* WORK REQUIRED *
Quote the entries that follow exactly, leaving none out.

◇ ◇ ◇ ◇

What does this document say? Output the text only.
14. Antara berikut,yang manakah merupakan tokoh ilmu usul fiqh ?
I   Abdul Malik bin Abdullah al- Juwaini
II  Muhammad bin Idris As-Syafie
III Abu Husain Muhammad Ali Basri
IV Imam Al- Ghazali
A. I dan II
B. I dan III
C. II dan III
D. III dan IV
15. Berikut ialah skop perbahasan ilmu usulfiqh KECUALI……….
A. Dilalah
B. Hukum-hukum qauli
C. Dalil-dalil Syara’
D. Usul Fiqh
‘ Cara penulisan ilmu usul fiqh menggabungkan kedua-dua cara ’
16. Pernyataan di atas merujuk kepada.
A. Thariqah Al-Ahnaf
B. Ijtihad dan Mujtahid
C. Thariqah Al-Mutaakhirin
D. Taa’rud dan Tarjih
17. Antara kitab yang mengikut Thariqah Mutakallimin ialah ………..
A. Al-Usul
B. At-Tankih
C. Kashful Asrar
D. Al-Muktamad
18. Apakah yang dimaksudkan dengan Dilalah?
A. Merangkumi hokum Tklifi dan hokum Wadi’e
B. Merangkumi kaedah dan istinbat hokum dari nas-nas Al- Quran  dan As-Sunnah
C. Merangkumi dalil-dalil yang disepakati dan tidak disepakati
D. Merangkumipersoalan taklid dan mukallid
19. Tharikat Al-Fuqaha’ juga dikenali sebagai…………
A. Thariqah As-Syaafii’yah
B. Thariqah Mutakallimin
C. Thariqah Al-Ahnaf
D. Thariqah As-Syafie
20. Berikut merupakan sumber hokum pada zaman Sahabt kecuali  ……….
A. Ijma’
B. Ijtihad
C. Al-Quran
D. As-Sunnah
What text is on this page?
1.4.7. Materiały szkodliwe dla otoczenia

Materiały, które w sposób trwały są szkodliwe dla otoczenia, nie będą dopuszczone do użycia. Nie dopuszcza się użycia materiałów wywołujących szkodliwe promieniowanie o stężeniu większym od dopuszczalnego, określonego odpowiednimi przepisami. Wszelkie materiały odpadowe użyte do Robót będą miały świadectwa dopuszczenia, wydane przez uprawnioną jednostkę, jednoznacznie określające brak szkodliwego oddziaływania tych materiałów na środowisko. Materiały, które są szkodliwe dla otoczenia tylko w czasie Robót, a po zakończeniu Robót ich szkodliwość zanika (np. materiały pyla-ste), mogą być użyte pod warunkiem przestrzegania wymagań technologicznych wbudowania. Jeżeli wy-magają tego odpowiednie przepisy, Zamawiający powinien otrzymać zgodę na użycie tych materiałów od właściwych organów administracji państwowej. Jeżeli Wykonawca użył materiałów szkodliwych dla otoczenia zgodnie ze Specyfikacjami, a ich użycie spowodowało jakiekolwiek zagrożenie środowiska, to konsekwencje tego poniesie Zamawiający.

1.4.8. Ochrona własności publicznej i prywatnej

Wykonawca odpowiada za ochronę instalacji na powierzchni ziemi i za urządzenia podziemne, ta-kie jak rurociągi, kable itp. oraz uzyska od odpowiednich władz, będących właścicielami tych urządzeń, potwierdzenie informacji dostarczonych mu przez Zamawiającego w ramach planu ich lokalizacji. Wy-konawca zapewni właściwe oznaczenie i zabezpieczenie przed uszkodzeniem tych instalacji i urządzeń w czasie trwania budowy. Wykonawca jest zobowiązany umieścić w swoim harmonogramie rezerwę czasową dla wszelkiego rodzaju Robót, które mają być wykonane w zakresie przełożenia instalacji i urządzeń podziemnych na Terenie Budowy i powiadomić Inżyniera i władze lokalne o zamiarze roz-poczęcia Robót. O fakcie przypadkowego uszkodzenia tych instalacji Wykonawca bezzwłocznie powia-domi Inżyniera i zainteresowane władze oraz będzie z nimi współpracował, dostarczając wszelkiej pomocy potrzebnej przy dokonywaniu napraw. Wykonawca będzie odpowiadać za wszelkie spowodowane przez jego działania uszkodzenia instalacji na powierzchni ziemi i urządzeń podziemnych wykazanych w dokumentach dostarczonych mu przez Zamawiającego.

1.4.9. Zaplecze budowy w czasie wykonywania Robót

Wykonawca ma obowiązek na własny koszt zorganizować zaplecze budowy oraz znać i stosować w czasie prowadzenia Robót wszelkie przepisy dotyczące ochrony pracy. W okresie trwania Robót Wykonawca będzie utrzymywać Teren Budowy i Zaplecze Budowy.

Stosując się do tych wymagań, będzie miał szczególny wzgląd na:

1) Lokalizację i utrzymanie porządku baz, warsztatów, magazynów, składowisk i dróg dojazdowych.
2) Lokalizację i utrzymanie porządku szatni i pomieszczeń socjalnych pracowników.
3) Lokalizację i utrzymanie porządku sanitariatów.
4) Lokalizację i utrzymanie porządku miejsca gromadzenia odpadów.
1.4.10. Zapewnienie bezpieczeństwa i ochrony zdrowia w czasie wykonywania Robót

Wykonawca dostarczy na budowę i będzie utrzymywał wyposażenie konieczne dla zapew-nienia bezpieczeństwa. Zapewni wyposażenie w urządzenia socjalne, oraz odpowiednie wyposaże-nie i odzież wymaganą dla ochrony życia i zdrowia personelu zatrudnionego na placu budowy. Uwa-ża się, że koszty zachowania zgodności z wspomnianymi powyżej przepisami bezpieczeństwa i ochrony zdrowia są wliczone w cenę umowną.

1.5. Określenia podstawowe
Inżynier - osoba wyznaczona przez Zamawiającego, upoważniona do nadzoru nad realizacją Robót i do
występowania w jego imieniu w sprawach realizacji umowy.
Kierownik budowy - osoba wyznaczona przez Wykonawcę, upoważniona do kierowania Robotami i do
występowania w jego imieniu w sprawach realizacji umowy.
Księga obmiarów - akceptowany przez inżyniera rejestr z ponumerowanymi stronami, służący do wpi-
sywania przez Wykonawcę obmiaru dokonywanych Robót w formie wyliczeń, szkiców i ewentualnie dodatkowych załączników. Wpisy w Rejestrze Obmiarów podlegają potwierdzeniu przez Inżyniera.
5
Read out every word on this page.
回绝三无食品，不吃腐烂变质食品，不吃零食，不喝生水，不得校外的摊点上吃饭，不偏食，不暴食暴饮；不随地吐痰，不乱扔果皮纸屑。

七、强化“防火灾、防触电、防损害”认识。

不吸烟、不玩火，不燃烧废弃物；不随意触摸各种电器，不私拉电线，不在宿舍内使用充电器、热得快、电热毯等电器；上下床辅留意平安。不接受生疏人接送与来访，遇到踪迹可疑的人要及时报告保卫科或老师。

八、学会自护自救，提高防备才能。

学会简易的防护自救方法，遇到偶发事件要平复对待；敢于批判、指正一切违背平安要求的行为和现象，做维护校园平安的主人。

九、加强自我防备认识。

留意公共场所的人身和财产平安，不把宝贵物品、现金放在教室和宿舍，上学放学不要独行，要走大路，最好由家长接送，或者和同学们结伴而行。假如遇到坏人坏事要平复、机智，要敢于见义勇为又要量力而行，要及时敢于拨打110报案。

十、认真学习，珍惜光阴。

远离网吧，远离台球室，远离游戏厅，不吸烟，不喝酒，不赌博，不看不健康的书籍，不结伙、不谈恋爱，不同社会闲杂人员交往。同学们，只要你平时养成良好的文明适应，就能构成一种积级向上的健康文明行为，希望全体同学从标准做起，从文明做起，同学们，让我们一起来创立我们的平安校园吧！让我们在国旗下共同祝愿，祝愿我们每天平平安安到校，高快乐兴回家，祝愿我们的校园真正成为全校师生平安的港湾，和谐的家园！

◇ ◇ ◇ ◇

* THE RESPONSE *
What does this document say? Output the text only.
14. Antara berikut,yang manakah merupakan tokoh ilmu usul fiqh ?
I   Abdul Malik bin Abdullah al- Juwaini
II  Muhammad bin Idris As-Syafie
III Abu Husain Muhammad Ali Basri
IV Imam Al- Ghazali
A. I dan II
B. I dan III
C. II dan III
D. III dan IV
15. Berikut ialah skop perbahasan ilmu usulfiqh KECUALI……….
A. Dilalah
B. Hukum-hukum qauli
C. Dalil-dalil Syara’
D. Usul Fiqh
‘ Cara penulisan ilmu usul fiqh menggabungkan kedua-dua cara ’
16. Pernyataan di atas merujuk kepada.
A. Thariqah Al-Ahnaf
B. Ijtihad dan Mujtahid
C. Thariqah Al-Mutaakhirin
D. Taa’rud dan Tarjih
17. Antara kitab yang mengikut Thariqah Mutakallimin ialah ………..
A. Al-Usul
B. At-Tankih
C. Kashful Asrar
D. Al-Muktamad
18. Apakah yang dimaksudkan dengan Dilalah?
A. Merangkumi hokum Tklifi dan hokum Wadi’e
B. Merangkumi kaedah dan istinbat hokum dari nas-nas Al- Quran  dan As-Sunnah
C. Merangkumi dalil-dalil yang disepakati dan tidak disepakati
D. Merangkumipersoalan taklid dan mukallid
19. Tharikat Al-Fuqaha’ juga dikenali sebagai…………
A. Thariqah As-Syaafii’yah
B. Thariqah Mutakallimin
C. Thariqah Al-Ahnaf
D. Thariqah As-Syafie
20. Berikut merupakan sumber hokum pada zaman Sahabt kecuali  ……….
A. Ijma’
B. Ijtihad
C. Al-Quran
D. As-Sunnah
What text is on this page?
1.4.7. Materiały szkodliwe dla otoczenia

Materiały, które w sposób trwały są szkodliwe dla otoczenia, nie będą dopuszczone do użycia. Nie dopuszcza się użycia materiałów wywołujących szkodliwe promieniowanie o stężeniu większym od dopuszczalnego, określonego odpowiednimi przepisami. Wszelkie materiały odpadowe użyte do Robót będą miały świadectwa dopuszczenia, wydane przez uprawnioną jednostkę, jednoznacznie określające brak szkodliwego oddziaływania tych materiałów na środowisko. Materiały, które są szkodliwe dla otoczenia tylko w czasie Robót, a po zakończeniu Robót ich szkodliwość zanika (np. materiały pyla-ste), mogą być użyte pod warunkiem przestrzegania wymagań technologicznych wbudowania. Jeżeli wy-magają tego odpowiednie przepisy, Zamawiający powinien otrzymać zgodę na użycie tych materiałów od właściwych organów administracji państwowej. Jeżeli Wykonawca użył materiałów szkodliwych dla otoczenia zgodnie ze Specyfikacjami, a ich użycie spowodowało jakiekolwiek zagrożenie środowiska, to konsekwencje tego poniesie Zamawiający.

1.4.8. Ochrona własności publicznej i prywatnej

Wykonawca odpowiada za ochronę instalacji na powierzchni ziemi i za urządzenia podziemne, ta-kie jak rurociągi, kable itp. oraz uzyska od odpowiednich władz, będących właścicielami tych urządzeń, potwierdzenie informacji dostarczonych mu przez Zamawiającego w ramach planu ich lokalizacji. Wy-konawca zapewni właściwe oznaczenie i zabezpieczenie przed uszkodzeniem tych instalacji i urządzeń w czasie trwania budowy. Wykonawca jest zobowiązany umieścić w swoim harmonogramie rezerwę czasową dla wszelkiego rodzaju Robót, które mają być wykonane w zakresie przełożenia instalacji i urządzeń podziemnych na Terenie Budowy i powiadomić Inżyniera i władze lokalne o zamiarze roz-poczęcia Robót. O fakcie przypadkowego uszkodzenia tych instalacji Wykonawca bezzwłocznie powia-domi Inżyniera i zainteresowane władze oraz będzie z nimi współpracował, dostarczając wszelkiej pomocy potrzebnej przy dokonywaniu napraw. Wykonawca będzie odpowiadać za wszelkie spowodowane przez jego działania uszkodzenia instalacji na powierzchni ziemi i urządzeń podziemnych wykazanych w dokumentach dostarczonych mu przez Zamawiającego.

1.4.9. Zaplecze budowy w czasie wykonywania Robót

Wykonawca ma obowiązek na własny koszt zorganizować zaplecze budowy oraz znać i stosować w czasie prowadzenia Robót wszelkie przepisy dotyczące ochrony pracy. W okresie trwania Robót Wykonawca będzie utrzymywać Teren Budowy i Zaplecze Budowy.

Stosując się do tych wymagań, będzie miał szczególny wzgląd na:

1) Lokalizację i utrzymanie porządku baz, warsztatów, magazynów, składowisk i dróg dojazdowych.
2) Lokalizację i utrzymanie porządku szatni i pomieszczeń socjalnych pracowników.
3) Lokalizację i utrzymanie porządku sanitariatów.
4) Lokalizację i utrzymanie porządku miejsca gromadzenia odpadów.
1.4.10. Zapewnienie bezpieczeństwa i ochrony zdrowia w czasie wykonywania Robót

Wykonawca dostarczy na budowę i będzie utrzymywał wyposażenie konieczne dla zapew-nienia bezpieczeństwa. Zapewni wyposażenie w urządzenia socjalne, oraz odpowiednie wyposaże-nie i odzież wymaganą dla ochrony życia i zdrowia personelu zatrudnionego na placu budowy. Uwa-ża się, że koszty zachowania zgodności z wspomnianymi powyżej przepisami bezpieczeństwa i ochrony zdrowia są wliczone w cenę umowną.

1.5. Określenia podstawowe
Inżynier - osoba wyznaczona przez Zamawiającego, upoważniona do nadzoru nad realizacją Robót i do
występowania w jego imieniu w sprawach realizacji umowy.
Kierownik budowy - osoba wyznaczona przez Wykonawcę, upoważniona do kierowania Robotami i do
występowania w jego imieniu w sprawach realizacji umowy.
Księga obmiarów - akceptowany przez inżyniera rejestr z ponumerowanymi stronami, służący do wpi-
sywania przez Wykonawcę obmiaru dokonywanych Robót w formie wyliczeń, szkiców i ewentualnie dodatkowych załączników. Wpisy w Rejestrze Obmiarów podlegają potwierdzeniu przez Inżyniera.
5
Read out every word on this page.
回绝三无食品，不吃腐烂变质食品，不吃零食，不喝生水，不得校外的摊点上吃饭，不偏食，不暴食暴饮；不随地吐痰，不乱扔果皮纸屑。

七、强化“防火灾、防触电、防损害”认识。

不吸烟、不玩火，不燃烧废弃物；不随意触摸各种电器，不私拉电线，不在宿舍内使用充电器、热得快、电热毯等电器；上下床辅留意平安。不接受生疏人接送与来访，遇到踪迹可疑的人要及时报告保卫科或老师。

八、学会自护自救，提高防备才能。

学会简易的防护自救方法，遇到偶发事件要平复对待；敢于批判、指正一切违背平安要求的行为和现象，做维护校园平安的主人。

九、加强自我防备认识。

留意公共场所的人身和财产平安，不把宝贵物品、现金放在教室和宿舍，上学放学不要独行，要走大路，最好由家长接送，或者和同学们结伴而行。假如遇到坏人坏事要平复、机智，要敢于见义勇为又要量力而行，要及时敢于拨打110报案。

十、认真学习，珍惜光阴。

远离网吧，远离台球室，远离游戏厅，不吸烟，不喝酒，不赌博，不看不健康的书籍，不结伙、不谈恋爱，不同社会闲杂人员交往。同学们，只要你平时养成良好的文明适应，就能构成一种积级向上的健康文明行为，希望全体同学从标准做起，从文明做起，同学们，让我们一起来创立我们的平安校园吧！让我们在国旗下共同祝愿，祝愿我们每天平平安安到校，高快乐兴回家，祝愿我们的校园真正成为全校师生平安的港湾，和谐的家园！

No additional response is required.